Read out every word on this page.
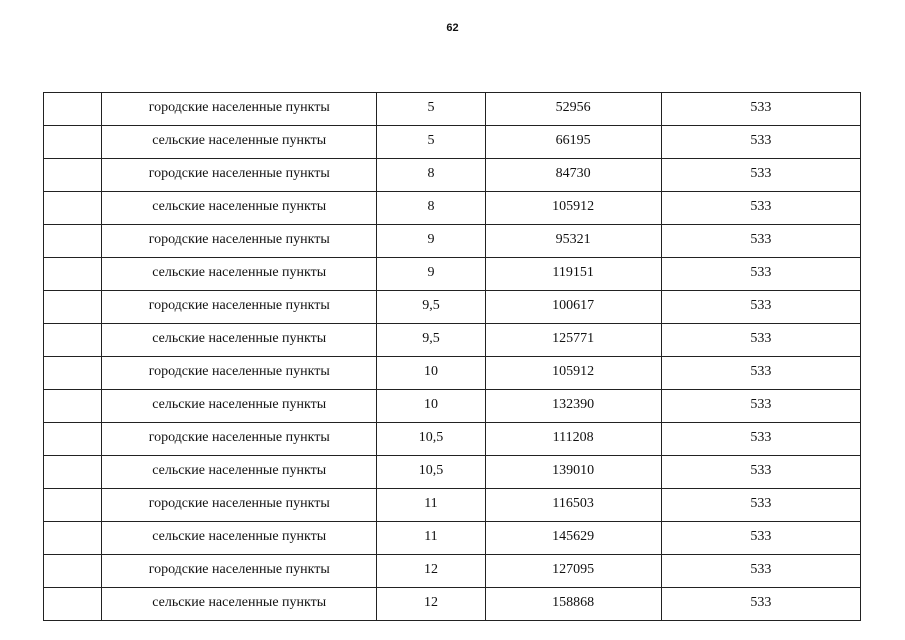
62
	городские населенные пункты	5	52956	533
	сельские населенные пункты	5	66195	533
	городские населенные пункты	8	84730	533
	сельские населенные пункты	8	105912	533
	городские населенные пункты	9	95321	533
	сельские населенные пункты	9	119151	533
	городские населенные пункты	9,5	100617	533
	сельские населенные пункты	9,5	125771	533
	городские населенные пункты	10	105912	533
	сельские населенные пункты	10	132390	533
	городские населенные пункты	10,5	111208	533
	сельские населенные пункты	10,5	139010	533
	городские населенные пункты	11	116503	533
	сельские населенные пункты	11	145629	533
	городские населенные пункты	12	127095	533
	сельские населенные пункты	12	158868	533
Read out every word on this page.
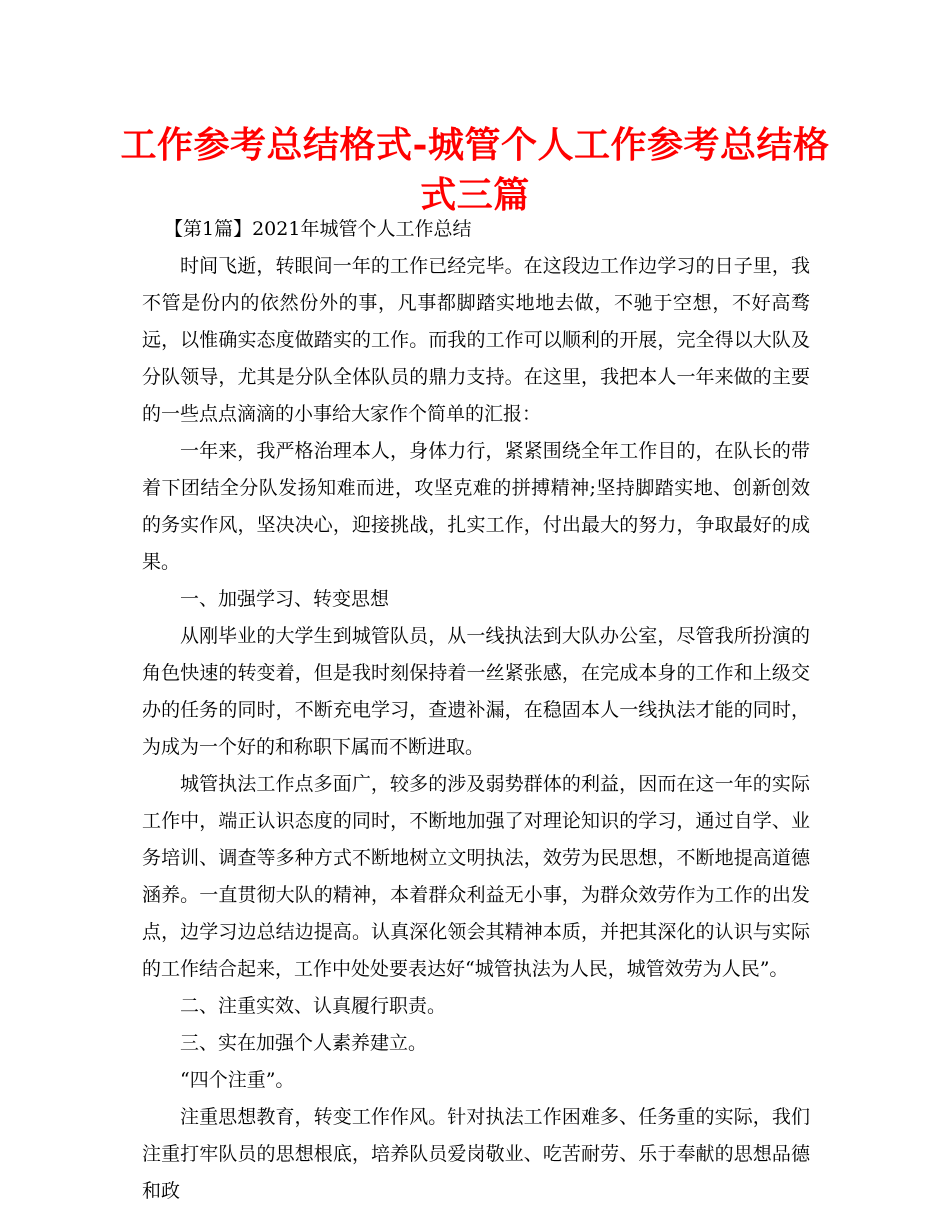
工作参考总结格式-城管个人工作参考总结格式三篇
【第1篇】2021年城管个人工作总结

时间飞逝，转眼间一年的工作已经完毕。在这段边工作边学习的日子里，我不管是份内的依然份外的事，凡事都脚踏实地地去做，不驰于空想，不好高骛远，以惟确实态度做踏实的工作。而我的工作可以顺利的开展，完全得以大队及分队领导，尤其是分队全体队员的鼎力支持。在这里，我把本人一年来做的主要的一些点点滴滴的小事给大家作个简单的汇报：

一年来，我严格治理本人，身体力行，紧紧围绕全年工作目的，在队长的带着下团结全分队发扬知难而进，攻坚克难的拼搏精神;坚持脚踏实地、创新创效的务实作风，坚决决心，迎接挑战，扎实工作，付出最大的努力，争取最好的成果。

一、加强学习、转变思想

从刚毕业的大学生到城管队员，从一线执法到大队办公室，尽管我所扮演的角色快速的转变着，但是我时刻保持着一丝紧张感，在完成本身的工作和上级交办的任务的同时，不断充电学习，查遗补漏，在稳固本人一线执法才能的同时，为成为一个好的和称职下属而不断进取。

城管执法工作点多面广，较多的涉及弱势群体的利益，因而在这一年的实际工作中，端正认识态度的同时，不断地加强了对理论知识的学习，通过自学、业务培训、调查等多种方式不断地树立文明执法，效劳为民思想，不断地提高道德涵养。一直贯彻大队的精神，本着群众利益无小事，为群众效劳作为工作的出发点，边学习边总结边提高。认真深化领会其精神本质，并把其深化的认识与实际的工作结合起来，工作中处处要表达好“城管执法为人民，城管效劳为人民”。

二、注重实效、认真履行职责。

三、实在加强个人素养建立。

“四个注重”。

注重思想教育，转变工作作风。针对执法工作困难多、任务重的实际，我们注重打牢队员的思想根底，培养队员爱岗敬业、吃苦耐劳、乐于奉献的思想品德和政
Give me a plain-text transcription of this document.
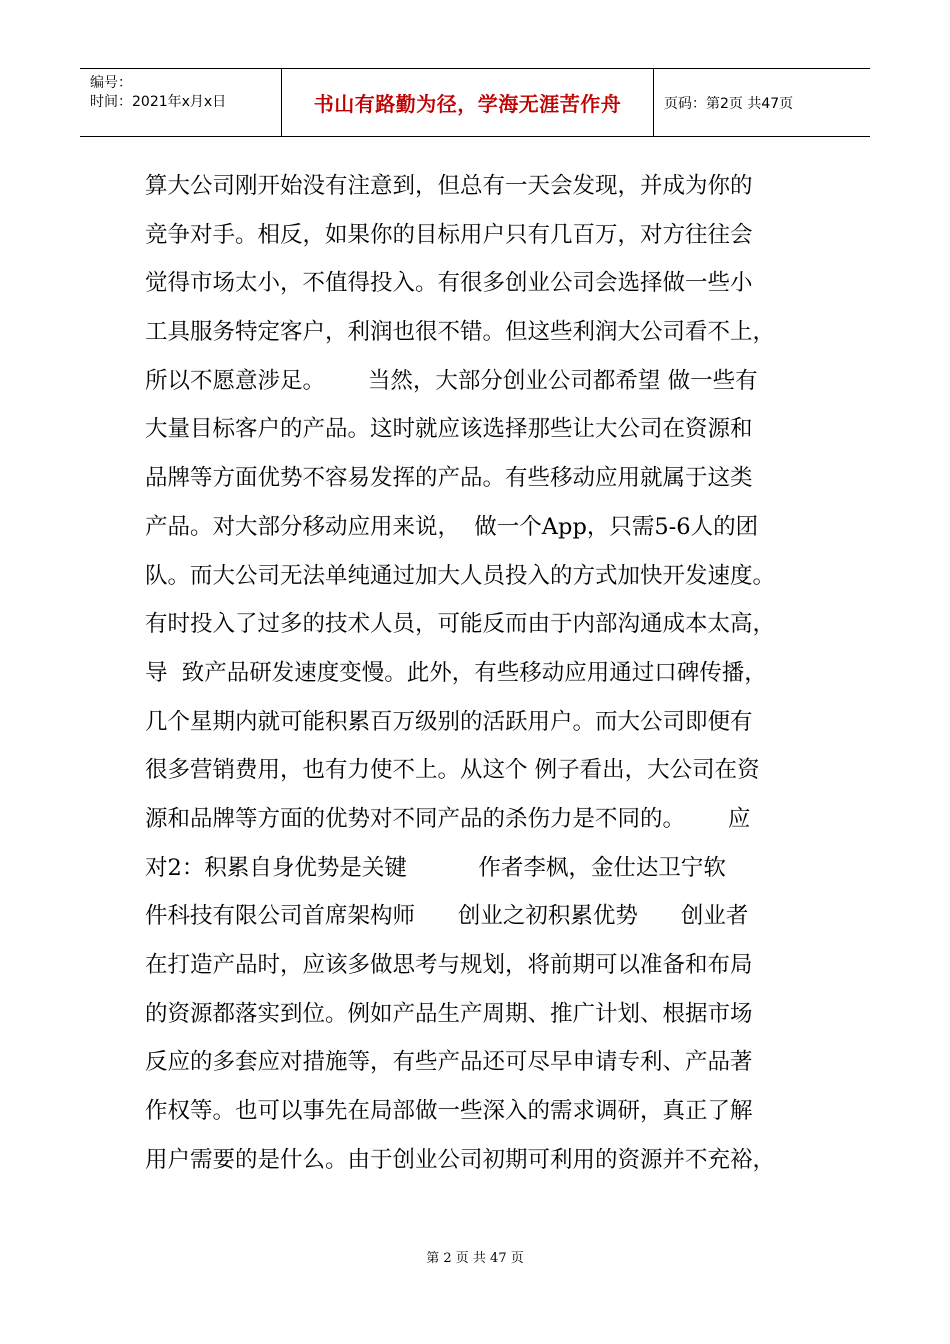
编号：
时间：2021年x月x日	书山有路勤为径，学海无涯苦作舟	页码：第2页 共47页
算大公司刚开始没有注意到，但总有一天会发现，并成为你的
竞争对手。相反，如果你的目标用户只有几百万，对方往往会
觉得市场太小，不值得投入。有很多创业公司会选择做一些小
工具服务特定客户，利润也很不错。但这些利润大公司看不上，
所以不愿意涉足。      当然，大部分创业公司都希望 做一些有
大量目标客户的产品。这时就应该选择那些让大公司在资源和
品牌等方面优势不容易发挥的产品。有些移动应用就属于这类
产品。对大部分移动应用来说，  做一个App，只需5-6人的团
队。而大公司无法单纯通过加大人员投入的方式加快开发速度。
有时投入了过多的技术人员，可能反而由于内部沟通成本太高，
导  致产品研发速度变慢。此外，有些移动应用通过口碑传播，
几个星期内就可能积累百万级别的活跃用户。而大公司即便有
很多营销费用，也有力使不上。从这个 例子看出，大公司在资
源和品牌等方面的优势对不同产品的杀伤力是不同的。      应
对2：积累自身优势是关键          作者李枫，金仕达卫宁软
件科技有限公司首席架构师      创业之初积累优势      创业者
在打造产品时，应该多做思考与规划，将前期可以准备和布局
的资源都落实到位。例如产品生产周期、推广计划、根据市场
反应的多套应对措施等，有些产品还可尽早申请专利、产品著
作权等。也可以事先在局部做一些深入的需求调研，真正了解
用户需要的是什么。由于创业公司初期可利用的资源并不充裕，
第 2 页 共 47 页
■ ■ ■
• _Short task_: Pictures stay out; retype only the lines from the line containing "Give me a plain-text" through the end of the listing, inclusive, exactly as they appear.

• _Expected answer_:
Give me a plain-text transcription of this document.
编号：
时间：2021年x月x日	书山有路勤为径，学海无涯苦作舟	页码：第2页 共47页
算大公司刚开始没有注意到，但总有一天会发现，并成为你的
竞争对手。相反，如果你的目标用户只有几百万，对方往往会
觉得市场太小，不值得投入。有很多创业公司会选择做一些小
工具服务特定客户，利润也很不错。但这些利润大公司看不上，
所以不愿意涉足。      当然，大部分创业公司都希望 做一些有
大量目标客户的产品。这时就应该选择那些让大公司在资源和
品牌等方面优势不容易发挥的产品。有些移动应用就属于这类
产品。对大部分移动应用来说，  做一个App，只需5-6人的团
队。而大公司无法单纯通过加大人员投入的方式加快开发速度。
有时投入了过多的技术人员，可能反而由于内部沟通成本太高，
导  致产品研发速度变慢。此外，有些移动应用通过口碑传播，
几个星期内就可能积累百万级别的活跃用户。而大公司即便有
很多营销费用，也有力使不上。从这个 例子看出，大公司在资
源和品牌等方面的优势对不同产品的杀伤力是不同的。      应
对2：积累自身优势是关键          作者李枫，金仕达卫宁软
件科技有限公司首席架构师      创业之初积累优势      创业者
在打造产品时，应该多做思考与规划，将前期可以准备和布局
的资源都落实到位。例如产品生产周期、推广计划、根据市场
反应的多套应对措施等，有些产品还可尽早申请专利、产品著
作权等。也可以事先在局部做一些深入的需求调研，真正了解
用户需要的是什么。由于创业公司初期可利用的资源并不充裕，
第 2 页 共 47 页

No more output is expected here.